- EXERCISE TASK:
Among the following entries, count the lines that contain "СТАК" and report only the result.

======

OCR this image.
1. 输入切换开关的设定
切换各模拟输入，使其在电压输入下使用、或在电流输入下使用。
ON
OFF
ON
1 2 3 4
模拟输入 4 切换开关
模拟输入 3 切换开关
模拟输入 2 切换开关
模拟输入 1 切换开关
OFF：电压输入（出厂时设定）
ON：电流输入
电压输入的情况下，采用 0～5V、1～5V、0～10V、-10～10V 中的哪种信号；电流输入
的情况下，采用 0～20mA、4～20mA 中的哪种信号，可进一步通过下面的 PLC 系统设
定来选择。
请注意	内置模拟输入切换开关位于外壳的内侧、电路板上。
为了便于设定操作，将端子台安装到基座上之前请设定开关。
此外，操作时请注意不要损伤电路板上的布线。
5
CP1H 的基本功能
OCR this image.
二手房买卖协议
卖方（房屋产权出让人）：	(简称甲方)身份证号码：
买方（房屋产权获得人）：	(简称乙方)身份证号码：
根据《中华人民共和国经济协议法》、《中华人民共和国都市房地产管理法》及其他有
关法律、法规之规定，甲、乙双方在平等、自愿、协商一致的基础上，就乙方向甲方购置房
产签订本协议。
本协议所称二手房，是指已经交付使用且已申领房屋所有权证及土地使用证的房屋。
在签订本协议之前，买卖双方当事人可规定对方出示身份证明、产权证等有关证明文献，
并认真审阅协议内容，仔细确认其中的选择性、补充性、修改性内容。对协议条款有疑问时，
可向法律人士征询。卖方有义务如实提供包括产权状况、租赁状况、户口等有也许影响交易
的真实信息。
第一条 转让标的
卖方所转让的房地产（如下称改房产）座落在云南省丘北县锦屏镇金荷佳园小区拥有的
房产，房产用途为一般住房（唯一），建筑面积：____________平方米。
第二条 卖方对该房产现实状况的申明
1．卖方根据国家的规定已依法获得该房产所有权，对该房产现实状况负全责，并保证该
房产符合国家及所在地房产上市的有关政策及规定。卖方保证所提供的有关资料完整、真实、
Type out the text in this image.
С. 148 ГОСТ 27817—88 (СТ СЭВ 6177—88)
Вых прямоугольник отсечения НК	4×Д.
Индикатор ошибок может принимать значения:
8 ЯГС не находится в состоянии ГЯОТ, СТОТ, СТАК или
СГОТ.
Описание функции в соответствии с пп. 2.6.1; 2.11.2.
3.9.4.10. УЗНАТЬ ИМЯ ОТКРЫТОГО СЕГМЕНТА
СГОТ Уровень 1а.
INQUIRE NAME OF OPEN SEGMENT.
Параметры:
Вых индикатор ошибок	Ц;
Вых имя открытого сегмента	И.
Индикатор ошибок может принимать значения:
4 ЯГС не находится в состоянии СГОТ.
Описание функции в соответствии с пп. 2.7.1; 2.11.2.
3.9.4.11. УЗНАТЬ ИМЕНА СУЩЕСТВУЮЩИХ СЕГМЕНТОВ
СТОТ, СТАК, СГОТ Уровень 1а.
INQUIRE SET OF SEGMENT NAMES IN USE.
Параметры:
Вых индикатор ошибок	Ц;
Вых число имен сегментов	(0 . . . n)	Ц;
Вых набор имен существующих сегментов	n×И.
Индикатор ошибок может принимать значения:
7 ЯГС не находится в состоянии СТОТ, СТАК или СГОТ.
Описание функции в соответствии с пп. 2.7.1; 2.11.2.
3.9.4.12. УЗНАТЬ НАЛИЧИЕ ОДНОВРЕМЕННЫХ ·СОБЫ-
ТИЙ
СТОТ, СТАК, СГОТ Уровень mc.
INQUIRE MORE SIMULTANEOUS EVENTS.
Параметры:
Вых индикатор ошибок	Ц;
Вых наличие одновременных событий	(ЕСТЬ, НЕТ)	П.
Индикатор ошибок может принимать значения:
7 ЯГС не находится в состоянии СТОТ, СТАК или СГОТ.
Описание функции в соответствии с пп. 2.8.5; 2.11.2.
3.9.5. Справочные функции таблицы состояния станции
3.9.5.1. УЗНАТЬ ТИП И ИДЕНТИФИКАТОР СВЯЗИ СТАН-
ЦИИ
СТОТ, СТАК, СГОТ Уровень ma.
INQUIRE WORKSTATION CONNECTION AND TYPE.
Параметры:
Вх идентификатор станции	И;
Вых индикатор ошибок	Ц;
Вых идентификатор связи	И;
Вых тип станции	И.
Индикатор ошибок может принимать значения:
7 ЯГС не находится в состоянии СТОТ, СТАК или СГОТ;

======

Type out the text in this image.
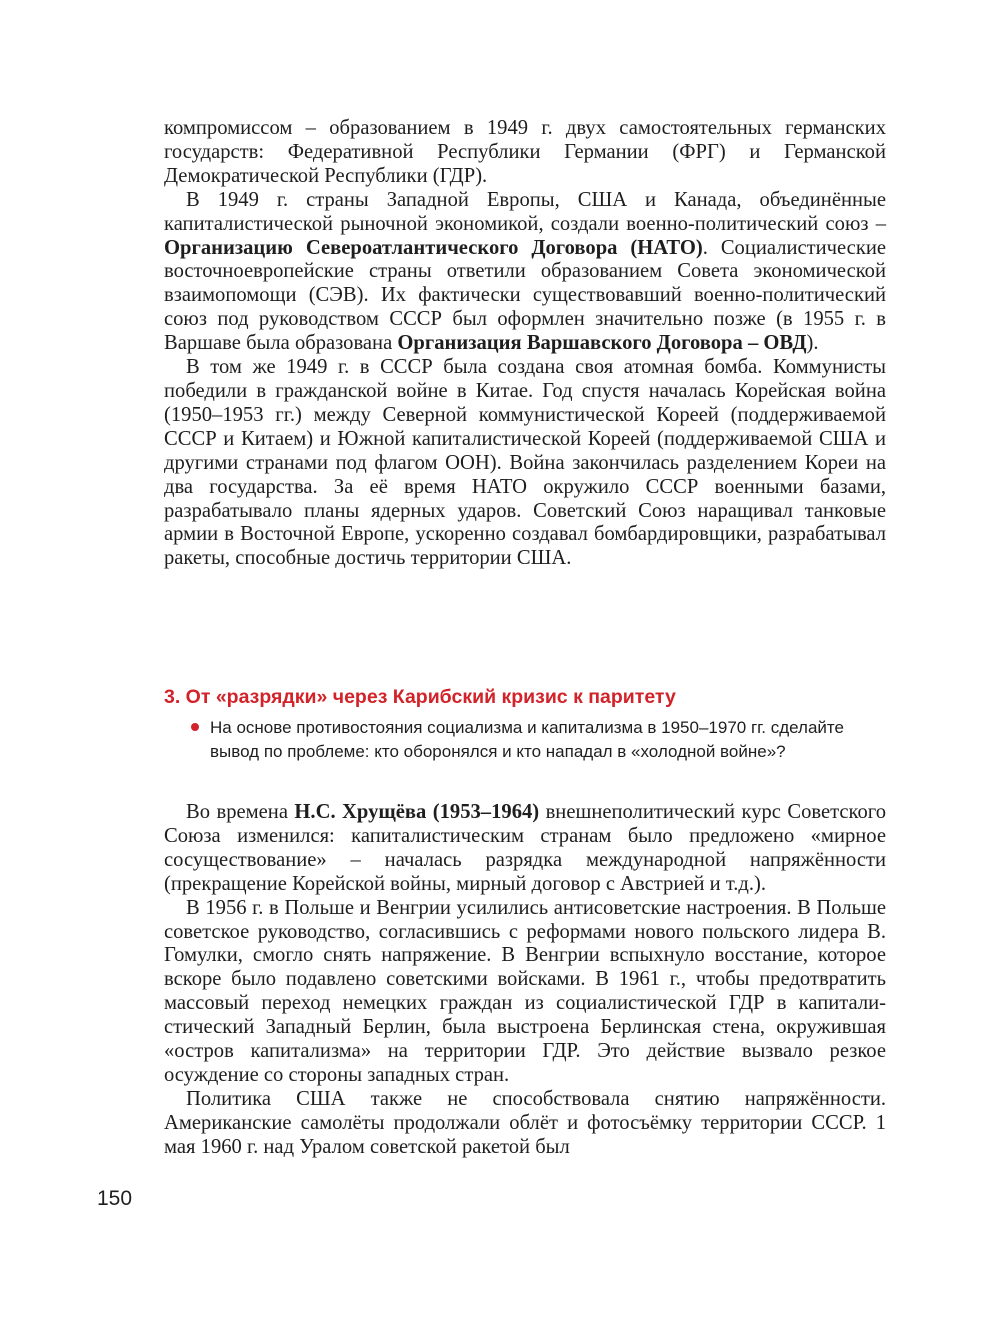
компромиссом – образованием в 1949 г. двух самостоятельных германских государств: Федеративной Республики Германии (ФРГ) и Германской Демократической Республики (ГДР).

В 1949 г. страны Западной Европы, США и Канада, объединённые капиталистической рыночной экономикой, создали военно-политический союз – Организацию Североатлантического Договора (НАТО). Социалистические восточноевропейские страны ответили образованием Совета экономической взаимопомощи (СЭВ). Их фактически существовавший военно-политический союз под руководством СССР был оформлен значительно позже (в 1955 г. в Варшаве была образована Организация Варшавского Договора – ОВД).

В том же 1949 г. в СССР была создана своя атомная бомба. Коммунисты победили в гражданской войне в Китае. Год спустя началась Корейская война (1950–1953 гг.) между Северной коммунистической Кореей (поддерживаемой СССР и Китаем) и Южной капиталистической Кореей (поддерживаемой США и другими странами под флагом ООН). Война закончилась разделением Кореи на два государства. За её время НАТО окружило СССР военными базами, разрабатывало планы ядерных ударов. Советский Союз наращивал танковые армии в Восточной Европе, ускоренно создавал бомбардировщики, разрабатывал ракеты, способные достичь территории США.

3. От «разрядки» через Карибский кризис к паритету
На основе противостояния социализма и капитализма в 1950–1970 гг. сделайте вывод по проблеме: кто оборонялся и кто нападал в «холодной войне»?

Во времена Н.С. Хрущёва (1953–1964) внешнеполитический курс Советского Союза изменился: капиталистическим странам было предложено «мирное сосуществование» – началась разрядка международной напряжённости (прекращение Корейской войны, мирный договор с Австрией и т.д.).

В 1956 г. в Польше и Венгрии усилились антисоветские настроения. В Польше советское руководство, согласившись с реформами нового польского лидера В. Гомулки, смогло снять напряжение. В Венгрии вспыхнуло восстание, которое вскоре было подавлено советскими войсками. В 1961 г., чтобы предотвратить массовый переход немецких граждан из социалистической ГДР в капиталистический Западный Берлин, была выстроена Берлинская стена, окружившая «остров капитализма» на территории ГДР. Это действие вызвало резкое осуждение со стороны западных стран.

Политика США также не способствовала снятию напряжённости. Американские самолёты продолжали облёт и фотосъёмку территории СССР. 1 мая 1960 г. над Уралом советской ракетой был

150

======

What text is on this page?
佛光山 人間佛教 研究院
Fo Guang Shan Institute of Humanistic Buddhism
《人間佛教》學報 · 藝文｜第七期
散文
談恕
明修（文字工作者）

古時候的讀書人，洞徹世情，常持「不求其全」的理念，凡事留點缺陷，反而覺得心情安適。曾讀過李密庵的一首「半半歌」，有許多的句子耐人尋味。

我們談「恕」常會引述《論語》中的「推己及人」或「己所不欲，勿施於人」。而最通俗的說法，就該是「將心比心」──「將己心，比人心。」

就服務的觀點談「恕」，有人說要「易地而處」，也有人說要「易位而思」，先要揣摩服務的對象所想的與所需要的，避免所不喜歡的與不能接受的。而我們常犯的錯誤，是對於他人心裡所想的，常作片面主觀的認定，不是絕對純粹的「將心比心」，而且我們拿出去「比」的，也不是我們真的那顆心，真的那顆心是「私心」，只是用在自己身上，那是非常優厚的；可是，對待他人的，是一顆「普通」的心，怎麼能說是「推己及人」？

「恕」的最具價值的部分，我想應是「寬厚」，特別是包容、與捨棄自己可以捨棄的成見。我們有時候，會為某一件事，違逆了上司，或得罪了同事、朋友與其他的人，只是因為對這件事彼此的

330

======

- SOLUTION TO THE PROBLEM:
7